* **PROBLEM TO WORK ON**
Check every line below for the word "Years" and copy each one that has it.

[Extracted data entries]
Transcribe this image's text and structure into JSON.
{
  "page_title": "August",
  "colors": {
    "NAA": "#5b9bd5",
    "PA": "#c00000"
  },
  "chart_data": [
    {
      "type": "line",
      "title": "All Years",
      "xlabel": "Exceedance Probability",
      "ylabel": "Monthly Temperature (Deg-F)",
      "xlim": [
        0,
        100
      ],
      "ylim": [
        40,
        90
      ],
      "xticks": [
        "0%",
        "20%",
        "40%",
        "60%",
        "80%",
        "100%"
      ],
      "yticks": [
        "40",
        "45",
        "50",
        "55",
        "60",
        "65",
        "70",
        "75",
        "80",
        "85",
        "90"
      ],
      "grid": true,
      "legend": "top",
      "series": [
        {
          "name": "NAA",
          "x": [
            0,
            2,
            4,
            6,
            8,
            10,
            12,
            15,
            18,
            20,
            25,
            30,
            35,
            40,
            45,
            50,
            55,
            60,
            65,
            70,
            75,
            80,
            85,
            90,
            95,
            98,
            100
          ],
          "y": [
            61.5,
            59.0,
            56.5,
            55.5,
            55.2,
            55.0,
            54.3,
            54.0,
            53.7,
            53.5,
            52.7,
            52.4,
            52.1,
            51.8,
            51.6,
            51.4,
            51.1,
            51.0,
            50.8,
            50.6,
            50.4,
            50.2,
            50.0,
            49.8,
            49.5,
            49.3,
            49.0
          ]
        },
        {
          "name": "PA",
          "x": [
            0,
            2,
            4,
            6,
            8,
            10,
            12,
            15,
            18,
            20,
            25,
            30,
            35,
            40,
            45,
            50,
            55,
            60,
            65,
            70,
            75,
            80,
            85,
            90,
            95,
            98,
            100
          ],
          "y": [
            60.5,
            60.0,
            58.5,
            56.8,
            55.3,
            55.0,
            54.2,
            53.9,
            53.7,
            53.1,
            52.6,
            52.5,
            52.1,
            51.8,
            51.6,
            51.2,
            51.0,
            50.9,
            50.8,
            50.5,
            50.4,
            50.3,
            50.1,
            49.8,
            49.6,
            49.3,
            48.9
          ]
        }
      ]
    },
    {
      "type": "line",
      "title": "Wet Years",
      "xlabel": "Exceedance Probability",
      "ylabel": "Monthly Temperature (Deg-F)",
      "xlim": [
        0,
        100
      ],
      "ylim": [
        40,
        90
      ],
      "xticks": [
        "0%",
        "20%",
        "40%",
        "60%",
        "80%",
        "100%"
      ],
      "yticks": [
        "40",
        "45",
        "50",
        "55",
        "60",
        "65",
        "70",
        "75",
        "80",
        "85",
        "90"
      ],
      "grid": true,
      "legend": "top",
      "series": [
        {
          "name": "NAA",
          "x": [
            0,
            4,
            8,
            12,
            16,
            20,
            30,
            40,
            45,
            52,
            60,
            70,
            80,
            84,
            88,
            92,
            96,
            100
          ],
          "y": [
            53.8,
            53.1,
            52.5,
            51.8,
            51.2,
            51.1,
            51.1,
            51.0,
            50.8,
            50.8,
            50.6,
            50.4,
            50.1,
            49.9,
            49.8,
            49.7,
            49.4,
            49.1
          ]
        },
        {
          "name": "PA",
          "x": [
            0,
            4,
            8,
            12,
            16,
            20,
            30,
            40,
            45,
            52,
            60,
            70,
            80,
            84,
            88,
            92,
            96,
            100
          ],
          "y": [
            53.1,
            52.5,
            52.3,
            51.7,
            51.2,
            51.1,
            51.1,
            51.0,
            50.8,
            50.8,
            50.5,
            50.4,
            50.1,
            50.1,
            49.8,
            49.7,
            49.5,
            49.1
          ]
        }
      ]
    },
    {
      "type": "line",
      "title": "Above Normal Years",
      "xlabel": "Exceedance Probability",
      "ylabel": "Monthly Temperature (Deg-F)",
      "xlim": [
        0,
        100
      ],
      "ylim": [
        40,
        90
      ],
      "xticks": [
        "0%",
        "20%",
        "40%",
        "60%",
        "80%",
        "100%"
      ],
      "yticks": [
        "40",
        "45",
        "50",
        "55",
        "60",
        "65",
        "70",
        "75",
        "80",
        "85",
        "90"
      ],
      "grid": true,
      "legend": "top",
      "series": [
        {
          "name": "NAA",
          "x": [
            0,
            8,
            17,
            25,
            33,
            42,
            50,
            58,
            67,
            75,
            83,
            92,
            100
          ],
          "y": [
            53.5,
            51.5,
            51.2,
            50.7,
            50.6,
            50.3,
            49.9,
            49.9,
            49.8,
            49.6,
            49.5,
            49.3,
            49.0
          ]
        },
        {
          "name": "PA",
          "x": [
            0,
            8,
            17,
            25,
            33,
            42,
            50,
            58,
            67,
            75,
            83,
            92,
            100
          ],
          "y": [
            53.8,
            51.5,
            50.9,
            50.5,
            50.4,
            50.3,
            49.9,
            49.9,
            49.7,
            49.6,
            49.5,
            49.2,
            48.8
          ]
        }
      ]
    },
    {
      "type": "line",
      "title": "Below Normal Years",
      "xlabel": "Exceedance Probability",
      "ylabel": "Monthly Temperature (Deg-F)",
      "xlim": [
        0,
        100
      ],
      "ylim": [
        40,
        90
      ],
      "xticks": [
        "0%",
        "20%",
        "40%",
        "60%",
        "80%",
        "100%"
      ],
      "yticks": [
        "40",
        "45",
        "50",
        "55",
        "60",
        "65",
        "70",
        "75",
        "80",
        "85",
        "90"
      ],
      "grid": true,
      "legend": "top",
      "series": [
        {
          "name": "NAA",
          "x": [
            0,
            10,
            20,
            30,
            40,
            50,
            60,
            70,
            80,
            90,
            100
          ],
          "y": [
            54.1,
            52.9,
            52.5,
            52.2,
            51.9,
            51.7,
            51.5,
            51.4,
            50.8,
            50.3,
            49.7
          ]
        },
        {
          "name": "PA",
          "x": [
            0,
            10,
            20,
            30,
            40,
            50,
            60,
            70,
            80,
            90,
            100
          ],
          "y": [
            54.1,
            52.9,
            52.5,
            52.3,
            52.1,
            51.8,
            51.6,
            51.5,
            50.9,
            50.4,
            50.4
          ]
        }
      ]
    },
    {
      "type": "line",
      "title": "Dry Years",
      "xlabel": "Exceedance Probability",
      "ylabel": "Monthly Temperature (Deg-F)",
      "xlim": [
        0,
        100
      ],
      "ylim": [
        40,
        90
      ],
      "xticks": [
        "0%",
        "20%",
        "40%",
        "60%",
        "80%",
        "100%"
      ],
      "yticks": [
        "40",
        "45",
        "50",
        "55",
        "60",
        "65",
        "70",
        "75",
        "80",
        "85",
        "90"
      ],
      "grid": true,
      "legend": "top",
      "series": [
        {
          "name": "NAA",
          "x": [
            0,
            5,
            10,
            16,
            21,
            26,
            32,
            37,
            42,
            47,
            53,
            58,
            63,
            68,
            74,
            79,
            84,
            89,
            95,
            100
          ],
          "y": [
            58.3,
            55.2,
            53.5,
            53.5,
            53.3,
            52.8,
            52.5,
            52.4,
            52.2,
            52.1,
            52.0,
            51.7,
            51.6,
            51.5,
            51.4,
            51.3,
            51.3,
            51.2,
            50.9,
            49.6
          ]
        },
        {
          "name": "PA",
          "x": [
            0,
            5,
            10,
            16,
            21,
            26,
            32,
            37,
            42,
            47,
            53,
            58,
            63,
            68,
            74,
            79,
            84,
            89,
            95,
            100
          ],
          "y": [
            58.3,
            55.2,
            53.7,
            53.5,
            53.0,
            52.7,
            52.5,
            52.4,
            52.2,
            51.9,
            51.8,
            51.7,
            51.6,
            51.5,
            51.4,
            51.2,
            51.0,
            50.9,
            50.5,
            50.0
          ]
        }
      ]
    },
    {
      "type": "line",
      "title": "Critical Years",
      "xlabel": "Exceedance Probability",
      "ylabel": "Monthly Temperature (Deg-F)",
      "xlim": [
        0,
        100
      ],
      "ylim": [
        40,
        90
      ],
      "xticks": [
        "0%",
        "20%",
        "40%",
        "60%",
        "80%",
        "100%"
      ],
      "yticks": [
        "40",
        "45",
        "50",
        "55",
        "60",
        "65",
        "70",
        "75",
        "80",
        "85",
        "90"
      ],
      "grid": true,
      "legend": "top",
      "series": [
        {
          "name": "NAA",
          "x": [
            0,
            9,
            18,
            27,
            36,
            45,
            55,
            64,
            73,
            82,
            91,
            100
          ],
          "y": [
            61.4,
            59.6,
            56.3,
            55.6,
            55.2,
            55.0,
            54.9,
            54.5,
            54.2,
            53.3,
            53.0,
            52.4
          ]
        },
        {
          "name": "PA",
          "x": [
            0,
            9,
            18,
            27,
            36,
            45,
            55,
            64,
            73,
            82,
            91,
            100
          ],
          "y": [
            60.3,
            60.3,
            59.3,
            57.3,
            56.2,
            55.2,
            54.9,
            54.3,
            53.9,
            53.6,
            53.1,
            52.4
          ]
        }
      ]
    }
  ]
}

* **FULL ANSWER**
      "title": "All Years",
      "title": "Wet Years",
      "title": "Above Normal Years",
      "title": "Below Normal Years",
      "title": "Dry Years",
      "title": "Critical Years",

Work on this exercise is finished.